Directive | Restate the data word for word and leave the images out.

Material |
:::::

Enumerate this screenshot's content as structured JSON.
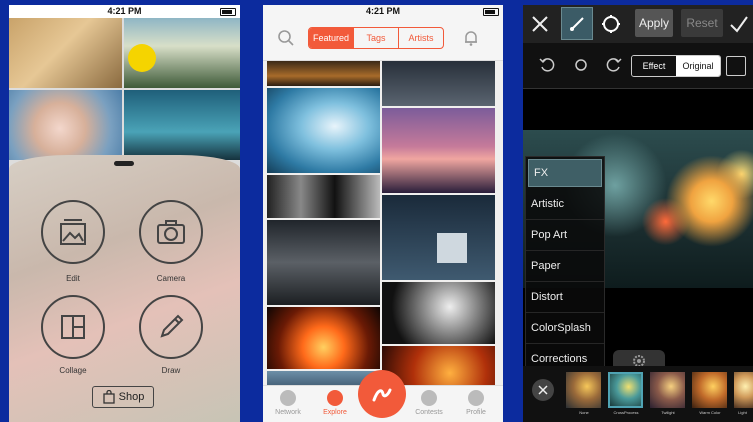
{
  "status_bar": {
    "time": "4:21 PM"
  },
  "screen1": {
    "menu": [
      {
        "id": "edit",
        "label": "Edit",
        "icon": "edit-photo-icon"
      },
      {
        "id": "camera",
        "label": "Camera",
        "icon": "camera-icon"
      },
      {
        "id": "collage",
        "label": "Collage",
        "icon": "collage-icon"
      },
      {
        "id": "draw",
        "label": "Draw",
        "icon": "pencil-icon"
      }
    ],
    "shop_label": "Shop"
  },
  "screen2": {
    "segments": [
      "Featured",
      "Tags",
      "Artists"
    ],
    "active_segment": "Featured",
    "tabs": [
      "Network",
      "Explore",
      "",
      "Contests",
      "Profile"
    ],
    "active_tab": "Explore",
    "accent": "#f25a3a"
  },
  "screen3": {
    "apply_label": "Apply",
    "reset_label": "Reset",
    "effect_label": "Effect",
    "original_label": "Original",
    "effects": [
      "FX",
      "Artistic",
      "Pop Art",
      "Paper",
      "Distort",
      "ColorSplash",
      "Corrections"
    ],
    "selected_effect": "FX",
    "filters": [
      "None",
      "CrossProcess",
      "Twilight",
      "Warm Color",
      "Light"
    ]
  }
}
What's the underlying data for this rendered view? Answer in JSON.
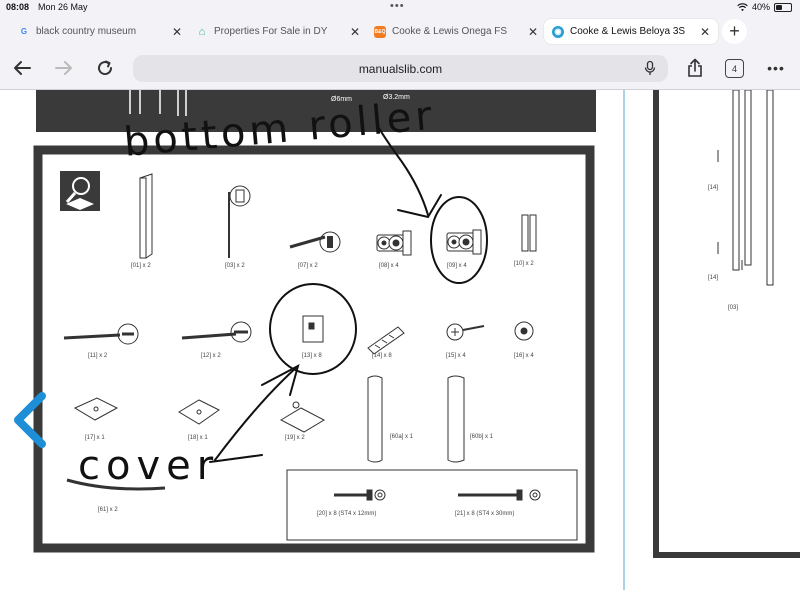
{
  "status": {
    "time": "08:08",
    "date": "Mon 26 May",
    "battery_text": "40%",
    "battery_level": 0.4
  },
  "tabs": [
    {
      "title": "black country museum",
      "favicon": "google-icon",
      "favicon_text": "G",
      "favicon_color": "#4285f4",
      "active": false
    },
    {
      "title": "Properties For Sale in DY",
      "favicon": "house-icon",
      "favicon_text": "⌂",
      "favicon_color": "#2bb7a3",
      "active": false
    },
    {
      "title": "Cooke & Lewis Onega FS",
      "favicon": "bq-icon",
      "favicon_text": "B&Q",
      "favicon_color": "#f47b20",
      "active": false
    },
    {
      "title": "Cooke & Lewis Beloya 3S",
      "favicon": "manualslib-icon",
      "favicon_text": "◉",
      "favicon_color": "#2a9fd6",
      "active": true
    }
  ],
  "toolbar": {
    "url": "manualslib.com",
    "tab_count": "4"
  },
  "diagram": {
    "top_labels": {
      "small": "Ø6mm",
      "large": "Ø3.2mm"
    },
    "parts": {
      "p01": "[01] x 2",
      "p03": "[03] x 2",
      "p07": "[07] x 2",
      "p08": "[08] x 4",
      "p09": "[09] x 4",
      "p10": "[10] x 2",
      "p11": "[11] x 2",
      "p12": "[12] x 2",
      "p13": "[13] x 8",
      "p14": "[14] x 8",
      "p15": "[15] x 4",
      "p16": "[16] x 4",
      "p17": "[17] x 1",
      "p18": "[18] x 1",
      "p19": "[19] x 2",
      "p60a": "[60a] x 1",
      "p60b": "[60b] x 1",
      "p61": "[61] x 2",
      "p20": "[20] x 8 (ST4 x 12mm)",
      "p21": "[21] x 8 (ST4 x 30mm)"
    },
    "right_labels": {
      "a": "[14]",
      "b": "[14]",
      "c": "[03]"
    },
    "annotations": {
      "note1": "bottom roller",
      "note2": "cover"
    }
  }
}
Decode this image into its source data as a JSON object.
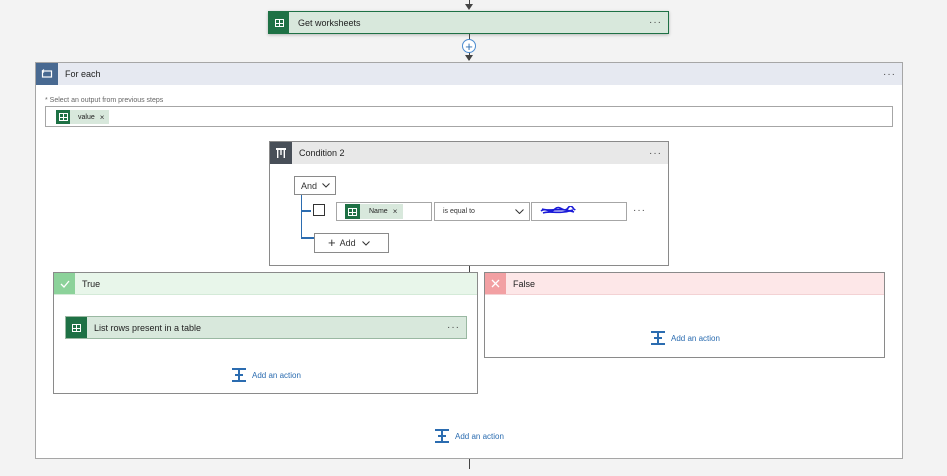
{
  "get_worksheets": {
    "title": "Get worksheets",
    "menu": "···"
  },
  "connector_plus": "+",
  "for_each": {
    "title": "For each",
    "menu": "···",
    "select_label": "* Select an output from previous steps",
    "token_label": "value",
    "token_remove": "×",
    "add_action": "Add an action"
  },
  "condition": {
    "title": "Condition 2",
    "menu": "···",
    "group_operator": "And",
    "row_token": "Name",
    "row_token_remove": "×",
    "operator": "is equal to",
    "row_menu": "···",
    "add_label": "Add"
  },
  "true_branch": {
    "title": "True",
    "action_title": "List rows present in a table",
    "action_menu": "···",
    "add_action": "Add an action"
  },
  "false_branch": {
    "title": "False",
    "add_action": "Add an action"
  },
  "colors": {
    "excel_green": "#1e7145",
    "true_header": "#e8f6ea",
    "false_header": "#fde7e8",
    "for_each_header": "#e6e9f1",
    "link_blue": "#2b6cb0"
  }
}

:::::

Exercise answer |
Enumerate this screenshot's content as structured JSON.
{
  "status_bar": {
    "time": "4:21 PM"
  },
  "screen1": {
    "menu": [
      {
        "id": "edit",
        "label": "Edit",
        "icon": "edit-photo-icon"
      },
      {
        "id": "camera",
        "label": "Camera",
        "icon": "camera-icon"
      },
      {
        "id": "collage",
        "label": "Collage",
        "icon": "collage-icon"
      },
      {
        "id": "draw",
        "label": "Draw",
        "icon": "pencil-icon"
      }
    ],
    "shop_label": "Shop"
  },
  "screen2": {
    "segments": [
      "Featured",
      "Tags",
      "Artists"
    ],
    "active_segment": "Featured",
    "tabs": [
      "Network",
      "Explore",
      "",
      "Contests",
      "Profile"
    ],
    "active_tab": "Explore",
    "accent": "#f25a3a"
  },
  "screen3": {
    "apply_label": "Apply",
    "reset_label": "Reset",
    "effect_label": "Effect",
    "original_label": "Original",
    "effects": [
      "FX",
      "Artistic",
      "Pop Art",
      "Paper",
      "Distort",
      "ColorSplash",
      "Corrections"
    ],
    "selected_effect": "FX",
    "filters": [
      "None",
      "CrossProcess",
      "Twilight",
      "Warm Color",
      "Light"
    ]
  }
}
What's the underlying data for this rendered view? Answer in JSON.
{
  "status": {
    "time": "08:08",
    "date": "Mon 26 May",
    "battery_text": "40%",
    "battery_level": 0.4
  },
  "tabs": [
    {
      "title": "black country museum",
      "favicon": "google-icon",
      "favicon_text": "G",
      "favicon_color": "#4285f4",
      "active": false
    },
    {
      "title": "Properties For Sale in DY",
      "favicon": "house-icon",
      "favicon_text": "⌂",
      "favicon_color": "#2bb7a3",
      "active": false
    },
    {
      "title": "Cooke & Lewis Onega FS",
      "favicon": "bq-icon",
      "favicon_text": "B&Q",
      "favicon_color": "#f47b20",
      "active": false
    },
    {
      "title": "Cooke & Lewis Beloya 3S",
      "favicon": "manualslib-icon",
      "favicon_text": "◉",
      "favicon_color": "#2a9fd6",
      "active": true
    }
  ],
  "toolbar": {
    "url": "manualslib.com",
    "tab_count": "4"
  },
  "diagram": {
    "top_labels": {
      "small": "Ø6mm",
      "large": "Ø3.2mm"
    },
    "parts": {
      "p01": "[01] x 2",
      "p03": "[03] x 2",
      "p07": "[07] x 2",
      "p08": "[08] x 4",
      "p09": "[09] x 4",
      "p10": "[10] x 2",
      "p11": "[11] x 2",
      "p12": "[12] x 2",
      "p13": "[13] x 8",
      "p14": "[14] x 8",
      "p15": "[15] x 4",
      "p16": "[16] x 4",
      "p17": "[17] x 1",
      "p18": "[18] x 1",
      "p19": "[19] x 2",
      "p60a": "[60a] x 1",
      "p60b": "[60b] x 1",
      "p61": "[61] x 2",
      "p20": "[20] x 8 (ST4 x 12mm)",
      "p21": "[21] x 8 (ST4 x 30mm)"
    },
    "right_labels": {
      "a": "[14]",
      "b": "[14]",
      "c": "[03]"
    },
    "annotations": {
      "note1": "bottom roller",
      "note2": "cover"
    }
  }
}
Decode this image into its source data as a JSON object.
{
  "get_worksheets": {
    "title": "Get worksheets",
    "menu": "···"
  },
  "connector_plus": "+",
  "for_each": {
    "title": "For each",
    "menu": "···",
    "select_label": "* Select an output from previous steps",
    "token_label": "value",
    "token_remove": "×",
    "add_action": "Add an action"
  },
  "condition": {
    "title": "Condition 2",
    "menu": "···",
    "group_operator": "And",
    "row_token": "Name",
    "row_token_remove": "×",
    "operator": "is equal to",
    "row_menu": "···",
    "add_label": "Add"
  },
  "true_branch": {
    "title": "True",
    "action_title": "List rows present in a table",
    "action_menu": "···",
    "add_action": "Add an action"
  },
  "false_branch": {
    "title": "False",
    "add_action": "Add an action"
  },
  "colors": {
    "excel_green": "#1e7145",
    "true_header": "#e8f6ea",
    "false_header": "#fde7e8",
    "for_each_header": "#e6e9f1",
    "link_blue": "#2b6cb0"
  }
}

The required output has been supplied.